Collected data entries:

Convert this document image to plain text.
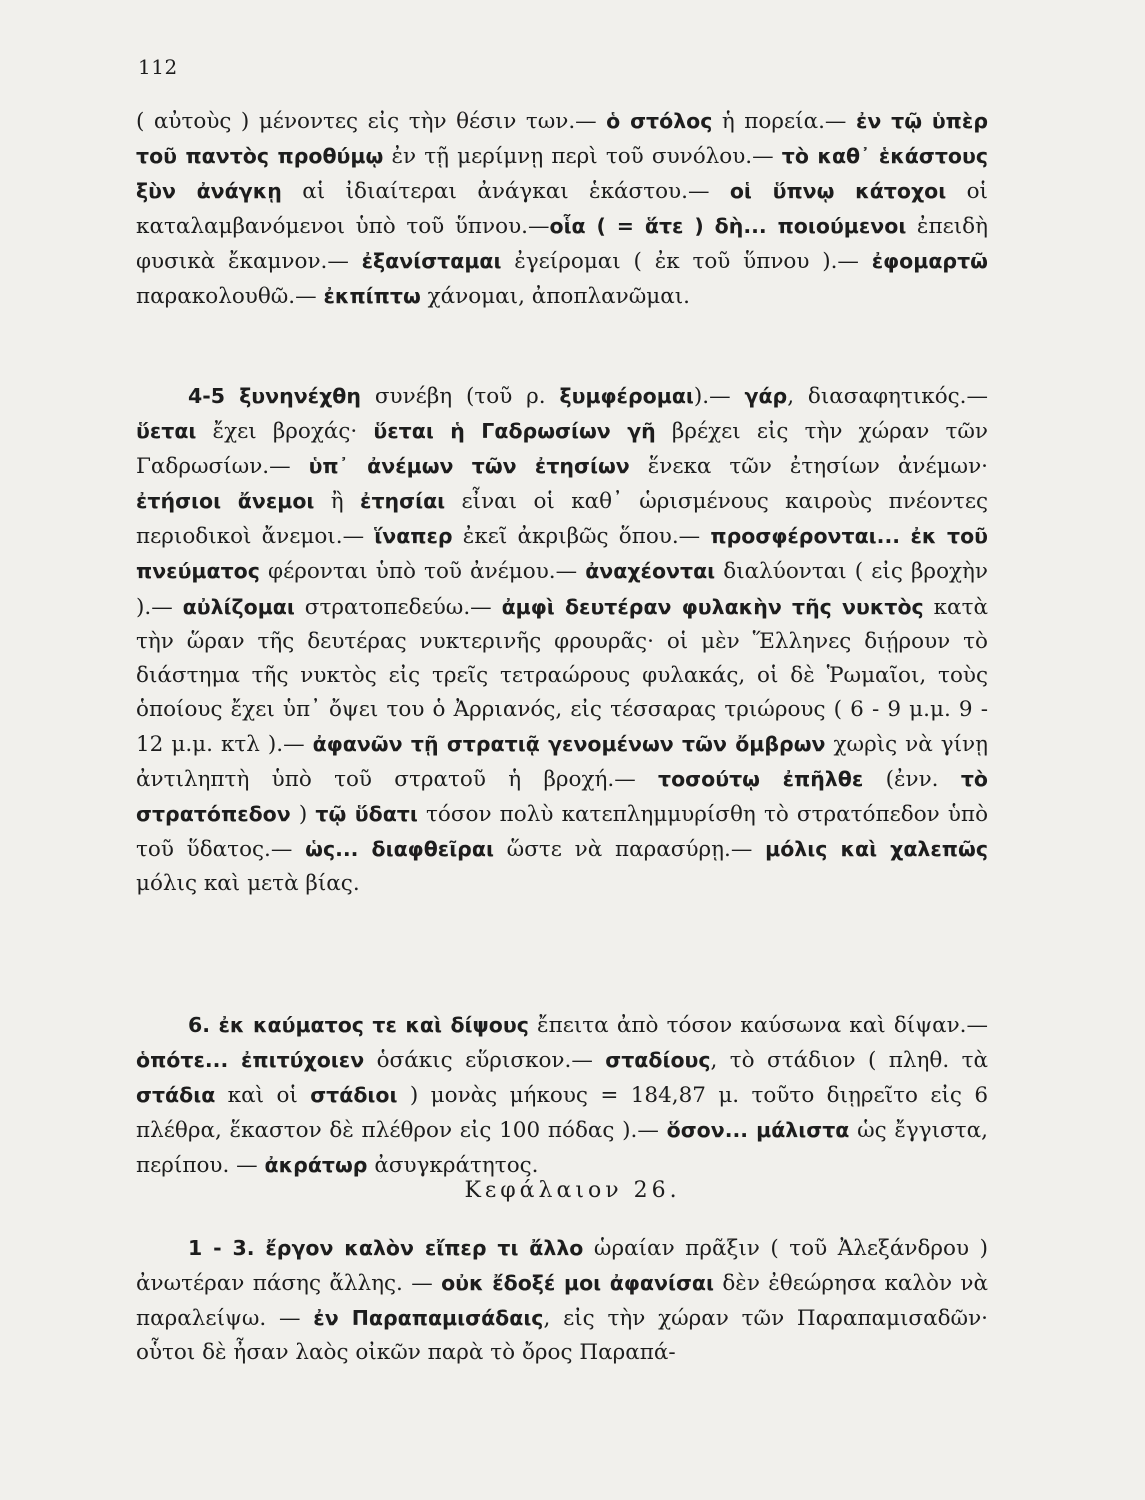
112
( αὐτοὺς ) μένοντες εἰς τὴν θέσιν των.— ὁ στόλος ἡ πορεία.— ἐν τῷ ὑπὲρ τοῦ παντὸς προθύμῳ ἐν τῇ μερίμνῃ περὶ τοῦ συνόλου.— τὸ καθ᾽ ἑκάστους ξὺν ἀνάγκῃ αἱ ἰδιαίτεραι ἀνάγκαι ἑκάστου.— οἱ ὕπνῳ κάτοχοι οἱ καταλαμβανόμενοι ὑπὸ τοῦ ὕπνου.—οἷα ( = ἅτε ) δὴ... ποιούμενοι ἐπειδὴ φυσικὰ ἔκαμνον.— ἐξανίσταμαι ἐγείρομαι ( ἐκ τοῦ ὕπνου ).— ἐφομαρτῶ παρακολουθῶ.— ἐκπίπτω χάνομαι, ἀποπλανῶμαι.
4-5 ξυνηνέχθη συνέβη (τοῦ ρ. ξυμφέρομαι).— γάρ, διασαφητικός.— ὕεται ἔχει βροχάς· ὕεται ἡ Γαδρωσίων γῆ βρέχει εἰς τὴν χώραν τῶν Γαδρωσίων.— ὑπ᾽ ἀνέμων τῶν ἐτησίων ἕνεκα τῶν ἐτησίων ἀνέμων· ἐτήσιοι ἄνεμοι ἢ ἐτησίαι εἶναι οἱ καθ᾽ ὡρισμένους καιροὺς πνέοντες περιοδικοὶ ἄνεμοι.— ἵναπερ ἐκεῖ ἀκριβῶς ὅπου.— προσφέρονται... ἐκ τοῦ πνεύματος φέρονται ὑπὸ τοῦ ἀνέμου.— ἀναχέονται διαλύονται ( εἰς βροχὴν ).— αὐλίζομαι στρατοπεδεύω.— ἀμφὶ δευτέραν φυλακὴν τῆς νυκτὸς κατὰ τὴν ὥραν τῆς δευτέρας νυκτερινῆς φρουρᾶς· οἱ μὲν Ἕλληνες διῄρουν τὸ διάστημα τῆς νυκτὸς εἰς τρεῖς τετραώρους φυλακάς, οἱ δὲ Ῥωμαῖοι, τοὺς ὁποίους ἔχει ὑπ᾽ ὄψει του ὁ Ἀρριανός, εἰς τέσσαρας τριώρους ( 6 - 9 μ.μ. 9 - 12 μ.μ. κτλ ).— ἀφανῶν τῇ στρατιᾷ γενομένων τῶν ὄμβρων χωρὶς νὰ γίνῃ ἀντιληπτὴ ὑπὸ τοῦ στρατοῦ ἡ βροχή.— τοσούτῳ ἐπῆλθε (ἐνν. τὸ στρατόπεδον ) τῷ ὕδατι τόσον πολὺ κατεπλημμυρίσθη τὸ στρατόπεδον ὑπὸ τοῦ ὕδατος.— ὡς... διαφθεῖραι ὥστε νὰ παρασύρῃ.— μόλις καὶ χαλεπῶς μόλις καὶ μετὰ βίας.
6. ἐκ καύματος τε καὶ δίψους ἔπειτα ἀπὸ τόσον καύσωνα καὶ δίψαν.— ὁπότε... ἐπιτύχοιεν ὁσάκις εὕρισκον.— σταδίους, τὸ στάδιον ( πληθ. τὰ στάδια καὶ οἱ στάδιοι ) μονὰς μήκους = 184,87 μ. τοῦτο διῃρεῖτο εἰς 6 πλέθρα, ἕκαστον δὲ πλέθρον εἰς 100 πόδας ).— ὅσον... μάλιστα ὡς ἔγγιστα, περίπου. — ἀκράτωρ ἀσυγκράτητος.
Κεφάλαιον 26.
1 - 3. ἔργον καλὸν εἴπερ τι ἄλλο ὡραίαν πρᾶξιν ( τοῦ Ἀλεξάνδρου ) ἀνωτέραν πάσης ἄλλης. — οὐκ ἔδοξέ μοι ἀφανίσαι δὲν ἐθεώρησα καλὸν νὰ παραλείψω. — ἐν Παραπαμισάδαις, εἰς τὴν χώραν τῶν Παραπαμισαδῶν· οὗτοι δὲ ἦσαν λαὸς οἰκῶν παρὰ τὸ ὄρος Παραπά-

** WHAT THE TASK REQUIRES **
Omit every picture while copying the listing above exactly.

** TASK RESULT **
Convert this document image to plain text.
112
( αὐτοὺς ) μένοντες εἰς τὴν θέσιν των.— ὁ στόλος ἡ πορεία.— ἐν τῷ ὑπὲρ τοῦ παντὸς προθύμῳ ἐν τῇ μερίμνῃ περὶ τοῦ συνόλου.— τὸ καθ᾽ ἑκάστους ξὺν ἀνάγκῃ αἱ ἰδιαίτεραι ἀνάγκαι ἑκάστου.— οἱ ὕπνῳ κάτοχοι οἱ καταλαμβανόμενοι ὑπὸ τοῦ ὕπνου.—οἷα ( = ἅτε ) δὴ... ποιούμενοι ἐπειδὴ φυσικὰ ἔκαμνον.— ἐξανίσταμαι ἐγείρομαι ( ἐκ τοῦ ὕπνου ).— ἐφομαρτῶ παρακολουθῶ.— ἐκπίπτω χάνομαι, ἀποπλανῶμαι.
4-5 ξυνηνέχθη συνέβη (τοῦ ρ. ξυμφέρομαι).— γάρ, διασαφητικός.— ὕεται ἔχει βροχάς· ὕεται ἡ Γαδρωσίων γῆ βρέχει εἰς τὴν χώραν τῶν Γαδρωσίων.— ὑπ᾽ ἀνέμων τῶν ἐτησίων ἕνεκα τῶν ἐτησίων ἀνέμων· ἐτήσιοι ἄνεμοι ἢ ἐτησίαι εἶναι οἱ καθ᾽ ὡρισμένους καιροὺς πνέοντες περιοδικοὶ ἄνεμοι.— ἵναπερ ἐκεῖ ἀκριβῶς ὅπου.— προσφέρονται... ἐκ τοῦ πνεύματος φέρονται ὑπὸ τοῦ ἀνέμου.— ἀναχέονται διαλύονται ( εἰς βροχὴν ).— αὐλίζομαι στρατοπεδεύω.— ἀμφὶ δευτέραν φυλακὴν τῆς νυκτὸς κατὰ τὴν ὥραν τῆς δευτέρας νυκτερινῆς φρουρᾶς· οἱ μὲν Ἕλληνες διῄρουν τὸ διάστημα τῆς νυκτὸς εἰς τρεῖς τετραώρους φυλακάς, οἱ δὲ Ῥωμαῖοι, τοὺς ὁποίους ἔχει ὑπ᾽ ὄψει του ὁ Ἀρριανός, εἰς τέσσαρας τριώρους ( 6 - 9 μ.μ. 9 - 12 μ.μ. κτλ ).— ἀφανῶν τῇ στρατιᾷ γενομένων τῶν ὄμβρων χωρὶς νὰ γίνῃ ἀντιληπτὴ ὑπὸ τοῦ στρατοῦ ἡ βροχή.— τοσούτῳ ἐπῆλθε (ἐνν. τὸ στρατόπεδον ) τῷ ὕδατι τόσον πολὺ κατεπλημμυρίσθη τὸ στρατόπεδον ὑπὸ τοῦ ὕδατος.— ὡς... διαφθεῖραι ὥστε νὰ παρασύρῃ.— μόλις καὶ χαλεπῶς μόλις καὶ μετὰ βίας.
6. ἐκ καύματος τε καὶ δίψους ἔπειτα ἀπὸ τόσον καύσωνα καὶ δίψαν.— ὁπότε... ἐπιτύχοιεν ὁσάκις εὕρισκον.— σταδίους, τὸ στάδιον ( πληθ. τὰ στάδια καὶ οἱ στάδιοι ) μονὰς μήκους = 184,87 μ. τοῦτο διῃρεῖτο εἰς 6 πλέθρα, ἕκαστον δὲ πλέθρον εἰς 100 πόδας ).— ὅσον... μάλιστα ὡς ἔγγιστα, περίπου. — ἀκράτωρ ἀσυγκράτητος.
Κεφάλαιον 26.
1 - 3. ἔργον καλὸν εἴπερ τι ἄλλο ὡραίαν πρᾶξιν ( τοῦ Ἀλεξάνδρου ) ἀνωτέραν πάσης ἄλλης. — οὐκ ἔδοξέ μοι ἀφανίσαι δὲν ἐθεώρησα καλὸν νὰ παραλείψω. — ἐν Παραπαμισάδαις, εἰς τὴν χώραν τῶν Παραπαμισαδῶν· οὗτοι δὲ ἦσαν λαὸς οἰκῶν παρὰ τὸ ὄρος Παραπά-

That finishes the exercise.